-- START OF SUPPLIED MATERIAL --

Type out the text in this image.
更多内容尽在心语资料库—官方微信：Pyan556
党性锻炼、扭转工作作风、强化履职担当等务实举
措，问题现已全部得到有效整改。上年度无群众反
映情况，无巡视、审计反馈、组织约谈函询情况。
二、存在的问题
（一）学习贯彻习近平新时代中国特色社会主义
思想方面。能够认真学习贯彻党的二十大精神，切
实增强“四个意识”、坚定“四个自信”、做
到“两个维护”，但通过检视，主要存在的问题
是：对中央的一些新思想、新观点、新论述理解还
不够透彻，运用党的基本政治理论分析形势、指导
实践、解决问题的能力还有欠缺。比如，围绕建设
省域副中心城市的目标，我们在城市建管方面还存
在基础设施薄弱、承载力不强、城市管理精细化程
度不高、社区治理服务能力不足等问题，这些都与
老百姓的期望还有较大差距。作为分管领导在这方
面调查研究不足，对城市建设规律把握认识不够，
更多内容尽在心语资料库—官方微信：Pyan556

-- END OF SUPPLIED MATERIAL --

GIVEN TASK:
Extract the listing in its entirety, matching it exactly.

COMPLETED TASK:
Type out the text in this image.
更多内容尽在心语资料库—官方微信：Pyan556
党性锻炼、扭转工作作风、强化履职担当等务实举
措，问题现已全部得到有效整改。上年度无群众反
映情况，无巡视、审计反馈、组织约谈函询情况。
二、存在的问题
（一）学习贯彻习近平新时代中国特色社会主义
思想方面。能够认真学习贯彻党的二十大精神，切
实增强“四个意识”、坚定“四个自信”、做
到“两个维护”，但通过检视，主要存在的问题
是：对中央的一些新思想、新观点、新论述理解还
不够透彻，运用党的基本政治理论分析形势、指导
实践、解决问题的能力还有欠缺。比如，围绕建设
省域副中心城市的目标，我们在城市建管方面还存
在基础设施薄弱、承载力不强、城市管理精细化程
度不高、社区治理服务能力不足等问题，这些都与
老百姓的期望还有较大差距。作为分管领导在这方
面调查研究不足，对城市建设规律把握认识不够，
更多内容尽在心语资料库—官方微信：Pyan556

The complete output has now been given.